Each line that follows should be printed again exactly as it stands.

§ §

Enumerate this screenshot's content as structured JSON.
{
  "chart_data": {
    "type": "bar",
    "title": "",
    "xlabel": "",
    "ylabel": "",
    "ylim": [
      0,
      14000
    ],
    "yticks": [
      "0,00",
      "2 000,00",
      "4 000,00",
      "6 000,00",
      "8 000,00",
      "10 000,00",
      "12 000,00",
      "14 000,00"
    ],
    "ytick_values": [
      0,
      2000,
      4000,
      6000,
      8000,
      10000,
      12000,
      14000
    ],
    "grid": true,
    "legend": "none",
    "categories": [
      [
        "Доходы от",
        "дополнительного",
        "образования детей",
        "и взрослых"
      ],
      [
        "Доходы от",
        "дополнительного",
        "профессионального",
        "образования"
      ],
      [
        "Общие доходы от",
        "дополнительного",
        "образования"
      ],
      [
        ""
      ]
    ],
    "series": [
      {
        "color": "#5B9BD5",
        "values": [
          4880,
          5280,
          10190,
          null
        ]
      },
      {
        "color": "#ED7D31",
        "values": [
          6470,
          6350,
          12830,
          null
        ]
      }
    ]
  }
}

§ §

> **RESULT OF THE TASK**
Enumerate this screenshot's content as structured JSON.
{
  "chart_data": {
    "type": "bar",
    "title": "",
    "xlabel": "",
    "ylabel": "",
    "ylim": [
      0,
      14000
    ],
    "yticks": [
      "0,00",
      "2 000,00",
      "4 000,00",
      "6 000,00",
      "8 000,00",
      "10 000,00",
      "12 000,00",
      "14 000,00"
    ],
    "ytick_values": [
      0,
      2000,
      4000,
      6000,
      8000,
      10000,
      12000,
      14000
    ],
    "grid": true,
    "legend": "none",
    "categories": [
      [
        "Доходы от",
        "дополнительного",
        "образования детей",
        "и взрослых"
      ],
      [
        "Доходы от",
        "дополнительного",
        "профессионального",
        "образования"
      ],
      [
        "Общие доходы от",
        "дополнительного",
        "образования"
      ],
      [
        ""
      ]
    ],
    "series": [
      {
        "color": "#5B9BD5",
        "values": [
          4880,
          5280,
          10190,
          null
        ]
      },
      {
        "color": "#ED7D31",
        "values": [
          6470,
          6350,
          12830,
          null
        ]
      }
    ]
  }
}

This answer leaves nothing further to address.